> **WHAT IS BEING ASKED**
Go through the listing below and gather every line with the word "JSON".

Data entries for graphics
* * *
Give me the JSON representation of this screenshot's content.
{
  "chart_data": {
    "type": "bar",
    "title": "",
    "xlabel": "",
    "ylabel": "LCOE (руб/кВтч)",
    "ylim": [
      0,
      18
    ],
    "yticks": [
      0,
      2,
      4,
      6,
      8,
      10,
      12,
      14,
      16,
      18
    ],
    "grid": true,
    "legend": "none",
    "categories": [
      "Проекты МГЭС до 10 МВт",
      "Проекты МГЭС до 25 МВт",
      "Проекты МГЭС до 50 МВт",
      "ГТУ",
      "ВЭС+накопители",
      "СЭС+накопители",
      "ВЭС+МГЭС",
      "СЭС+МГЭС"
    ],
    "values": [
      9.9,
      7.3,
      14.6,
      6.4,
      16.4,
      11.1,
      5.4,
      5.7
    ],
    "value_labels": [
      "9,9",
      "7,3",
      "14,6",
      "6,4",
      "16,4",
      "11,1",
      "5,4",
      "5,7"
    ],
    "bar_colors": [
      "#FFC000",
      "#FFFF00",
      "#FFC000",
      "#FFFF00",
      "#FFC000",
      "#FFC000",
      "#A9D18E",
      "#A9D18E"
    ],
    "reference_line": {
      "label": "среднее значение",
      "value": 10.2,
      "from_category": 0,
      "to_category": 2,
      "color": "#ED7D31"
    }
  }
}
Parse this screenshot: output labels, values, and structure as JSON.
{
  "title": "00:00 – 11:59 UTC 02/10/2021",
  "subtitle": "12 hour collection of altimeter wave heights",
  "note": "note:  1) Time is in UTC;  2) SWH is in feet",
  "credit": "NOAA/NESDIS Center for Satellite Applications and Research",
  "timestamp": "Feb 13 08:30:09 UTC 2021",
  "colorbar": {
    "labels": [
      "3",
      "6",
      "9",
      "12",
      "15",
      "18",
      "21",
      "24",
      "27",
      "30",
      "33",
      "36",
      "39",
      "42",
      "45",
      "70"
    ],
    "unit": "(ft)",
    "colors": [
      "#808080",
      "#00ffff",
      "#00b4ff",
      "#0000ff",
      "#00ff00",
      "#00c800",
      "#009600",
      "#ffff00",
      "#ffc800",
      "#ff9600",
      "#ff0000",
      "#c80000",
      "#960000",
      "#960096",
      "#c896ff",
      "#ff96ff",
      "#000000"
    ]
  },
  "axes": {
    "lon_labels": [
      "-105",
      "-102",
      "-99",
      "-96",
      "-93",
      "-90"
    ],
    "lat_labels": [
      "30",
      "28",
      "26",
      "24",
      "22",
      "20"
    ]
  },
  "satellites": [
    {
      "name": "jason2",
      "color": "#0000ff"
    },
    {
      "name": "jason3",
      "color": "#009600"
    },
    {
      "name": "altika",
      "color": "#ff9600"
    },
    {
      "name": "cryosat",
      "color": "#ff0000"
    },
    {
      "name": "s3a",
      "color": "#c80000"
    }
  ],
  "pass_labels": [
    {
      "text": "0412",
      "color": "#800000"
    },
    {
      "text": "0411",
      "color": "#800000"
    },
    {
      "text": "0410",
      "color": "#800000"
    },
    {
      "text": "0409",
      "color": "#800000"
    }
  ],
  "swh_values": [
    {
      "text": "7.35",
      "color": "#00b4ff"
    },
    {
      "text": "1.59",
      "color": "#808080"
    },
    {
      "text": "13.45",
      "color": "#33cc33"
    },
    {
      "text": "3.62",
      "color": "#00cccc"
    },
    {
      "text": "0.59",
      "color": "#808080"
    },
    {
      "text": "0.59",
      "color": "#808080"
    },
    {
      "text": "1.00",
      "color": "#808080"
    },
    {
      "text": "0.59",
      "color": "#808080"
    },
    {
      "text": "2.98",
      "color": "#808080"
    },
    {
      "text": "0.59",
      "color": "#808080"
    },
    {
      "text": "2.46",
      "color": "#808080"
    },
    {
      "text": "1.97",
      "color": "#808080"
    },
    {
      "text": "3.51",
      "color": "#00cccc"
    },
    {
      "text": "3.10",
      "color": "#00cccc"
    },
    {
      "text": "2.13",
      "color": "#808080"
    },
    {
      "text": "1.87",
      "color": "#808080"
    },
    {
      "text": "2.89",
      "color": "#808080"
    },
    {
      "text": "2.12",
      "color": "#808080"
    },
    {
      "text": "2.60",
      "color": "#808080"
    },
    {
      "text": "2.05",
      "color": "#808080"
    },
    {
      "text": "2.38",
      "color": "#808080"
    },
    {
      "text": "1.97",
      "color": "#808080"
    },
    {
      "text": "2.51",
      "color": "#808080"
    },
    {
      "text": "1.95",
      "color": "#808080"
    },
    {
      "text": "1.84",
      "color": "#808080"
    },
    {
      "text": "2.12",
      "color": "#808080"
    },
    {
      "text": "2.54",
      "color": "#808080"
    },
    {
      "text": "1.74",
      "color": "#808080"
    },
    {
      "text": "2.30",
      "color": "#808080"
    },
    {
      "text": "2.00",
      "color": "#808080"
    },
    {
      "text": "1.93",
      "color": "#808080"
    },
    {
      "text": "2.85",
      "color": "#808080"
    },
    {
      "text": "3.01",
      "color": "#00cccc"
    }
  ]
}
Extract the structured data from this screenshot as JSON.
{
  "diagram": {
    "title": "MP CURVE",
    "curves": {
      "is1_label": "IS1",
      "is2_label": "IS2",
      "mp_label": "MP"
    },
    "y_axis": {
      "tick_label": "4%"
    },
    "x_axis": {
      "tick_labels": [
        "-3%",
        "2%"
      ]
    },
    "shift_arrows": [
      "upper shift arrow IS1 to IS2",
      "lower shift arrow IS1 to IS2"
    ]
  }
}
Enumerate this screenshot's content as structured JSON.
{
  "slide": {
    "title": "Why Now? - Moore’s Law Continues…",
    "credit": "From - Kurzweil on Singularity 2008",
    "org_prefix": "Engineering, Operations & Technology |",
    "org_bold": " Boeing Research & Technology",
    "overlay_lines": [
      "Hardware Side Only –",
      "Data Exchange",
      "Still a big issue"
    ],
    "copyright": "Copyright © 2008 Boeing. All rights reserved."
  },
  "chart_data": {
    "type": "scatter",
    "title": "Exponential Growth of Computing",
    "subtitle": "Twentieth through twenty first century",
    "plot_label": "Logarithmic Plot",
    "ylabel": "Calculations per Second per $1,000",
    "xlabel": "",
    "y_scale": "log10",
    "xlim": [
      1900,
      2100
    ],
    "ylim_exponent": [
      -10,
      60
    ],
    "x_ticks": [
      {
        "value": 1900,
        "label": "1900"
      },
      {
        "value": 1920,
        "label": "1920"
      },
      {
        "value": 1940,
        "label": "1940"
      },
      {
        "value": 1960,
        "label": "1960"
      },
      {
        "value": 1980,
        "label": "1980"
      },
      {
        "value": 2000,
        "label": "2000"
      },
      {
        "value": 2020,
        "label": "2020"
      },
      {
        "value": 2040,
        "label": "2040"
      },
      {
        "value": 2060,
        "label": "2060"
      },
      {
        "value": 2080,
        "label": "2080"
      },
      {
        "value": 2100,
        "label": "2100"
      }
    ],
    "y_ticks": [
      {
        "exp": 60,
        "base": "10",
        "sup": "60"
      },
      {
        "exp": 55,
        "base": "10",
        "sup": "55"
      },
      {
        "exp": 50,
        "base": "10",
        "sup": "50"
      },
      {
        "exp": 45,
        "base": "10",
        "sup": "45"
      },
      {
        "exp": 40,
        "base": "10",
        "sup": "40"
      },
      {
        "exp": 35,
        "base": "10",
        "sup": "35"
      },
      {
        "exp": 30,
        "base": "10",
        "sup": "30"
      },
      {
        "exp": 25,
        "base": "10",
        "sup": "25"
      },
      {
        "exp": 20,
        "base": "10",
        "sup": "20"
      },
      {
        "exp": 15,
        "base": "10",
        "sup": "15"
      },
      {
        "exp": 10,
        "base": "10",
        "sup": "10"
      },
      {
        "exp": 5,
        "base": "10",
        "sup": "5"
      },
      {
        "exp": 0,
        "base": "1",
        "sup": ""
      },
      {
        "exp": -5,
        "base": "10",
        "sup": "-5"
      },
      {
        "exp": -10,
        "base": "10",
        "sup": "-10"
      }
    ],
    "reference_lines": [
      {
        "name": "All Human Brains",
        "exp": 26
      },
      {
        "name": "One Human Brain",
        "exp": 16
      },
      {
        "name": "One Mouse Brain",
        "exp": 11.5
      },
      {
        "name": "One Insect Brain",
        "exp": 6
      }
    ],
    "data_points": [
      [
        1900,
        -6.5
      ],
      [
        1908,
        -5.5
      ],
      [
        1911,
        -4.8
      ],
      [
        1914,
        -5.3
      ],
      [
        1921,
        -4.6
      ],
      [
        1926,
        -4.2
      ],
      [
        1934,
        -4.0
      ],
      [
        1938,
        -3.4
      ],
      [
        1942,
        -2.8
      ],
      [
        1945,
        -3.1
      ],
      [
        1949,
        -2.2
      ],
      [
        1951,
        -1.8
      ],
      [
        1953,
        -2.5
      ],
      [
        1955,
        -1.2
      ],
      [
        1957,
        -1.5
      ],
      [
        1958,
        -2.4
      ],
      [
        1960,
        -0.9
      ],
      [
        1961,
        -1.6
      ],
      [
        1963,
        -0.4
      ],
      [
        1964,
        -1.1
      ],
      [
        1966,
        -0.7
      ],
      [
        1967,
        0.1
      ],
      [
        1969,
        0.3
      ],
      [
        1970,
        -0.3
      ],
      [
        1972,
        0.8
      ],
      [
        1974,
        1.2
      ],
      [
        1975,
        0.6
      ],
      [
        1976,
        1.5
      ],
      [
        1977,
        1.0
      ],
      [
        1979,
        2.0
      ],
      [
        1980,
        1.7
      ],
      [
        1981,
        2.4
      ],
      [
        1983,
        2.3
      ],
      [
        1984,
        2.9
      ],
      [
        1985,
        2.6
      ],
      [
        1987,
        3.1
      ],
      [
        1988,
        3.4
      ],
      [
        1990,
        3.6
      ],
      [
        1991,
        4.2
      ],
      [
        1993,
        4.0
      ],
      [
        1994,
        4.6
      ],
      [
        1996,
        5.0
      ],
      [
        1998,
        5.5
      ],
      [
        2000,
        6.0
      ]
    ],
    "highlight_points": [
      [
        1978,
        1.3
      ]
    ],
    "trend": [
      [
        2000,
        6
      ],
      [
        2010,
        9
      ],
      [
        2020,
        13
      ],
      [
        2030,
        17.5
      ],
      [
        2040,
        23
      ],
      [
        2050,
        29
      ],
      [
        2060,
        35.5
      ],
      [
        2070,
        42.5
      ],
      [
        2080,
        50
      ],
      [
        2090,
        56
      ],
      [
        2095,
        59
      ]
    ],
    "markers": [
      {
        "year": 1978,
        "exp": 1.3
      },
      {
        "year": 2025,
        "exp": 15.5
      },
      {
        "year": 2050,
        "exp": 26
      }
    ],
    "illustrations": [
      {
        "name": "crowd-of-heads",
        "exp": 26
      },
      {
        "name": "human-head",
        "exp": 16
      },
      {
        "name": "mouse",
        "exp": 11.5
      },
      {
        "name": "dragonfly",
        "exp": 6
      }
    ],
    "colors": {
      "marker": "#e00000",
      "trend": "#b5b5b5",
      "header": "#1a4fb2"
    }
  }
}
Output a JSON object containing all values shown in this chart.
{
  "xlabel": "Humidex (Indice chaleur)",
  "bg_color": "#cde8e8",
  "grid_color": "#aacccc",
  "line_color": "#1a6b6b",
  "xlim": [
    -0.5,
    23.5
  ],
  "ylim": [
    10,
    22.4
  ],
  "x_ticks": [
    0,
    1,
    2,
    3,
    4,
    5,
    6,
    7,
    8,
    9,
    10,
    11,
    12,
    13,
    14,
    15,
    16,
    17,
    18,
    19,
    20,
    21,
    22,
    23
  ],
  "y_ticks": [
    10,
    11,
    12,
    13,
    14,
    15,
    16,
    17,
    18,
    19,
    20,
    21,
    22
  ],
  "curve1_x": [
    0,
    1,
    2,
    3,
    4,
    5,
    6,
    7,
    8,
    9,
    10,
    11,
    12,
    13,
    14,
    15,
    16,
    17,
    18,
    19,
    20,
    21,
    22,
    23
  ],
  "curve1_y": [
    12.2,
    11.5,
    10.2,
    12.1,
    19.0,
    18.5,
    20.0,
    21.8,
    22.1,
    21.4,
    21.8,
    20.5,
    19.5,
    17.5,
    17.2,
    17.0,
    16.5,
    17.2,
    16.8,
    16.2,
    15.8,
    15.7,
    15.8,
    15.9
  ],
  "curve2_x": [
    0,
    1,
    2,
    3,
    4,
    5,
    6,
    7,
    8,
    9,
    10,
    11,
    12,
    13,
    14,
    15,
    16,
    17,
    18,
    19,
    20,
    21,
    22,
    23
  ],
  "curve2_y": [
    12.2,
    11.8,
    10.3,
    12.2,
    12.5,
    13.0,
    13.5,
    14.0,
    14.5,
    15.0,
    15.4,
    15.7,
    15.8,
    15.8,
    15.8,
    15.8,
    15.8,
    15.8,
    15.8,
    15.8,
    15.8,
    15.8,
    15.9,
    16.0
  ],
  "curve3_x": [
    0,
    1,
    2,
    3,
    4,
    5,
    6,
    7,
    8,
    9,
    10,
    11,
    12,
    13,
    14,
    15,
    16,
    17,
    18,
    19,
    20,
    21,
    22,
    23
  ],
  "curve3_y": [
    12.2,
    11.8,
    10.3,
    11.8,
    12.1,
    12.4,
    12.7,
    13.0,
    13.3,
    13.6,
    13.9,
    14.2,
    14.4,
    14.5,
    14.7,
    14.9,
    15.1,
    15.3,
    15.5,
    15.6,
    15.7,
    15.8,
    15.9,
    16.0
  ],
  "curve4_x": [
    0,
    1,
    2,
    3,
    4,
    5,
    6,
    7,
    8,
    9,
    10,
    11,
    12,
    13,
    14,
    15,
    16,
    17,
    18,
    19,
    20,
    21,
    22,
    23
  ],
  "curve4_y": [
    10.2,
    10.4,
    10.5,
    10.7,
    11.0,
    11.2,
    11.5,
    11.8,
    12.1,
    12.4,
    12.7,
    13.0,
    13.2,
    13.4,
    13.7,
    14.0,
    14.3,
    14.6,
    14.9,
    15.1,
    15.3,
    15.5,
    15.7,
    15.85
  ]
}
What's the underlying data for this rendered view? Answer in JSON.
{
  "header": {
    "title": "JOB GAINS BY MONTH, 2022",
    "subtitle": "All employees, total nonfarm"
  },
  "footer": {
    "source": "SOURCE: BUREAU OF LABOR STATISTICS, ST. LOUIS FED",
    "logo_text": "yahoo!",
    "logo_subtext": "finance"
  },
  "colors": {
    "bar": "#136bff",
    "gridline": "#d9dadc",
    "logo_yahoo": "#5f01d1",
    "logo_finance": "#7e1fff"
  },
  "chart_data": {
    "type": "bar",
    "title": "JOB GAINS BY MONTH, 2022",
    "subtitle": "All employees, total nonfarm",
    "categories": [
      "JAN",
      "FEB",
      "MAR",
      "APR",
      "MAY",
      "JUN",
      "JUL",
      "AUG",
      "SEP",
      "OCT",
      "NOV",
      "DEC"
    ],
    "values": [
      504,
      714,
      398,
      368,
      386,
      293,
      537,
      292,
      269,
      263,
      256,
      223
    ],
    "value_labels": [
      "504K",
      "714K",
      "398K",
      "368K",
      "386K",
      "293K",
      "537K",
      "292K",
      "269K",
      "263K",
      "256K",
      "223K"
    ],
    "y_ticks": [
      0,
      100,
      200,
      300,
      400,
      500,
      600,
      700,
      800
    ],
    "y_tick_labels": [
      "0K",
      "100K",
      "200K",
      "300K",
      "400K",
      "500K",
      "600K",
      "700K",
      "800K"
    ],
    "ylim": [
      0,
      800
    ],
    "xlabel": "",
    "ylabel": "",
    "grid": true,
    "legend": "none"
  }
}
* * *
> **RESPONSE BELOW**
Give me the JSON representation of this screenshot's content.
Parse this screenshot: output labels, values, and structure as JSON.
Extract the structured data from this screenshot as JSON.
Enumerate this screenshot's content as structured JSON.
Output a JSON object containing all values shown in this chart.
What's the underlying data for this rendered view? Answer in JSON.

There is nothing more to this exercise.